* _REQUIRED TASK_:
Copy out the rows below verbatim, everything from the first line down to the line containing "more-options-icon[interactable] <box>1050 1112", with both ends included.
— begin —
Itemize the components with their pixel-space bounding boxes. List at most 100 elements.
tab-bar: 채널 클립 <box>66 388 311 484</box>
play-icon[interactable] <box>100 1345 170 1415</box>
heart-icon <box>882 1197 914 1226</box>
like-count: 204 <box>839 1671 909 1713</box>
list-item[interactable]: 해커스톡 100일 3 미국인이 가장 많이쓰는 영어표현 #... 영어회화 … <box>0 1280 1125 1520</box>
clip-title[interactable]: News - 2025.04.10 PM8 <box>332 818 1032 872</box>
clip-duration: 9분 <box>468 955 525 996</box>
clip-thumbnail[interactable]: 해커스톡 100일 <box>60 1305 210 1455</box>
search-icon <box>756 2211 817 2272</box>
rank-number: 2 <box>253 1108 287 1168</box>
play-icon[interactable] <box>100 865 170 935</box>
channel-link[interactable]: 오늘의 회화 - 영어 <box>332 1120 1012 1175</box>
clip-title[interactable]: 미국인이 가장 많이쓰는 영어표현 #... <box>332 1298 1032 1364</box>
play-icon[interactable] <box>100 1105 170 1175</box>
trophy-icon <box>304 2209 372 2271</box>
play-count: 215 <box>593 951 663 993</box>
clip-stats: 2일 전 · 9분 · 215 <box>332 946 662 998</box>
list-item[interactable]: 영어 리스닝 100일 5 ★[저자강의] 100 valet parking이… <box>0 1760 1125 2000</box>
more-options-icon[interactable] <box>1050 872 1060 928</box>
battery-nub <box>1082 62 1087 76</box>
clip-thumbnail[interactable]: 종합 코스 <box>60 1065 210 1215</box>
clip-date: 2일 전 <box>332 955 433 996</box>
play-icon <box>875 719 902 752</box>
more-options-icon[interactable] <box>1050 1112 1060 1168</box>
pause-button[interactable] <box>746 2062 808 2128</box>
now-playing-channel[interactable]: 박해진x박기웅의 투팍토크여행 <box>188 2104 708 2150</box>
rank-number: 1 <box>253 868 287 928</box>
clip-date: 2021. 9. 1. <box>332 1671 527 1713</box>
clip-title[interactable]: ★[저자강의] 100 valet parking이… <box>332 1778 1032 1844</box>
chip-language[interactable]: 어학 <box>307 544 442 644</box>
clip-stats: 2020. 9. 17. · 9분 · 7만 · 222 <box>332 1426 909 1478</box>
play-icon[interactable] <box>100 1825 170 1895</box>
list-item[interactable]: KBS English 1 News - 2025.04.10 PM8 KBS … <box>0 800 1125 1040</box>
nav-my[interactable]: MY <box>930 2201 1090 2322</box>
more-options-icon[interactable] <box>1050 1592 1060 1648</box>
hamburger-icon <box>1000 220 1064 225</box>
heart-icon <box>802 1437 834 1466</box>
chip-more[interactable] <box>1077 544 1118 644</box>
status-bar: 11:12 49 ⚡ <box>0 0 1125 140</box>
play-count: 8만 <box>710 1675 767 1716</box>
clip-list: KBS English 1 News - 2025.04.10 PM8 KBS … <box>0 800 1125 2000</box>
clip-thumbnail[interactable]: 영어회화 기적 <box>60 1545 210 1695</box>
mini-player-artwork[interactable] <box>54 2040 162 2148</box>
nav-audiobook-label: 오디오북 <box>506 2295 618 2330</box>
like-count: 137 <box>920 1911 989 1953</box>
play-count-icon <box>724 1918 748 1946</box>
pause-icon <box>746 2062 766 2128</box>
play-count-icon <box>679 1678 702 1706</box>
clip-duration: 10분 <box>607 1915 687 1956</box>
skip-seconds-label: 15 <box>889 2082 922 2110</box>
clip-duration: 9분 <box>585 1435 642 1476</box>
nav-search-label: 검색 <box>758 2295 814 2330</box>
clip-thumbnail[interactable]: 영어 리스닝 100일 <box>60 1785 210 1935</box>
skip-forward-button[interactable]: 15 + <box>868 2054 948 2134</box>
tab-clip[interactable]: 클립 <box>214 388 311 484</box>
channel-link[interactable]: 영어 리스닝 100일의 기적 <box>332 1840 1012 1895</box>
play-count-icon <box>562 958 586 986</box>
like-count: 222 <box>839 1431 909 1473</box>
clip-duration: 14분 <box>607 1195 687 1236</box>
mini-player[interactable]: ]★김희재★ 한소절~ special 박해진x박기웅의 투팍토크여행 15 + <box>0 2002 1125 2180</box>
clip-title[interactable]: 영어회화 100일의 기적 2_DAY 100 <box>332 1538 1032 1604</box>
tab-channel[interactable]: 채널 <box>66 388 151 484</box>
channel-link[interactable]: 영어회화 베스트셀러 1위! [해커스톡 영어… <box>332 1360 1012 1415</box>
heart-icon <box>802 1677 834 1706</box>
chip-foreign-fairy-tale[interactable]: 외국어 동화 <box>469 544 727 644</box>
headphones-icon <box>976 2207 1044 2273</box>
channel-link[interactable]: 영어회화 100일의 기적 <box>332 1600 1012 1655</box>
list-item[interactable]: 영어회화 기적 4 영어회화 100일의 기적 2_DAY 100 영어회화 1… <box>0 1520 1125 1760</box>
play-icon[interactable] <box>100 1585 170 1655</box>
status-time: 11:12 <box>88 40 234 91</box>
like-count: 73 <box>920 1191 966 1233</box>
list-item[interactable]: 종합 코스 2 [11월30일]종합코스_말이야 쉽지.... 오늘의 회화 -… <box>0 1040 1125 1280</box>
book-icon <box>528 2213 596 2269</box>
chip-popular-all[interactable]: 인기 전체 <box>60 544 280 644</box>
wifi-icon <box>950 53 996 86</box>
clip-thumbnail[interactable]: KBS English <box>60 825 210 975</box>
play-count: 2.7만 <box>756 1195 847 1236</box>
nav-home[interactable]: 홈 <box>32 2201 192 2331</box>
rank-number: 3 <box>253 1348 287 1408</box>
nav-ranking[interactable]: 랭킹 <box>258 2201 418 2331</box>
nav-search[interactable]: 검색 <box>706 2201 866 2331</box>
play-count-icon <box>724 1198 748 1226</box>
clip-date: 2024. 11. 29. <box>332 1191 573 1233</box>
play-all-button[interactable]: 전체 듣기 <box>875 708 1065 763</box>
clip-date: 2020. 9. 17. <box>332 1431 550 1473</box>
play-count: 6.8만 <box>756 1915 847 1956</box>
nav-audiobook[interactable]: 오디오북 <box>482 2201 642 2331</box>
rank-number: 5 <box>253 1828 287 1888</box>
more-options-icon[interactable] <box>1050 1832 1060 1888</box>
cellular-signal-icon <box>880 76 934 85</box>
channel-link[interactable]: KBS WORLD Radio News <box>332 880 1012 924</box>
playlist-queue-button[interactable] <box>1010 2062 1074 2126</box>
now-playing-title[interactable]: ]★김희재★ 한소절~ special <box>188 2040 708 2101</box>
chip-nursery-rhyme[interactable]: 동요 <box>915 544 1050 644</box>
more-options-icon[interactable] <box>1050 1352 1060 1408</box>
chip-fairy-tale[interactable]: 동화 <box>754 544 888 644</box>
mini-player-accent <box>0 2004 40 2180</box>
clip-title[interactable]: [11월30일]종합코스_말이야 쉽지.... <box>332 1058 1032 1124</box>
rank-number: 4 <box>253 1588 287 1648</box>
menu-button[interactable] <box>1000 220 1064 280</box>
— end —
* _EXERCISE SOLUTION_:
Itemize the components with their pixel-space bounding boxes. List at most 100 elements.
tab-bar: 채널 클립 <box>66 388 311 484</box>
play-icon[interactable] <box>100 1345 170 1415</box>
heart-icon <box>882 1197 914 1226</box>
like-count: 204 <box>839 1671 909 1713</box>
list-item[interactable]: 해커스톡 100일 3 미국인이 가장 많이쓰는 영어표현 #... 영어회화 … <box>0 1280 1125 1520</box>
clip-title[interactable]: News - 2025.04.10 PM8 <box>332 818 1032 872</box>
clip-duration: 9분 <box>468 955 525 996</box>
clip-thumbnail[interactable]: 해커스톡 100일 <box>60 1305 210 1455</box>
search-icon <box>756 2211 817 2272</box>
rank-number: 2 <box>253 1108 287 1168</box>
play-icon[interactable] <box>100 865 170 935</box>
channel-link[interactable]: 오늘의 회화 - 영어 <box>332 1120 1012 1175</box>
clip-title[interactable]: 미국인이 가장 많이쓰는 영어표현 #... <box>332 1298 1032 1364</box>
play-icon[interactable] <box>100 1105 170 1175</box>
trophy-icon <box>304 2209 372 2271</box>
play-count: 215 <box>593 951 663 993</box>
clip-stats: 2일 전 · 9분 · 215 <box>332 946 662 998</box>
list-item[interactable]: 영어 리스닝 100일 5 ★[저자강의] 100 valet parking이… <box>0 1760 1125 2000</box>
more-options-icon[interactable] <box>1050 872 1060 928</box>
battery-nub <box>1082 62 1087 76</box>
clip-thumbnail[interactable]: 종합 코스 <box>60 1065 210 1215</box>
clip-date: 2일 전 <box>332 955 433 996</box>
play-icon <box>875 719 902 752</box>
more-options-icon[interactable] <box>1050 1112 1060 1168</box>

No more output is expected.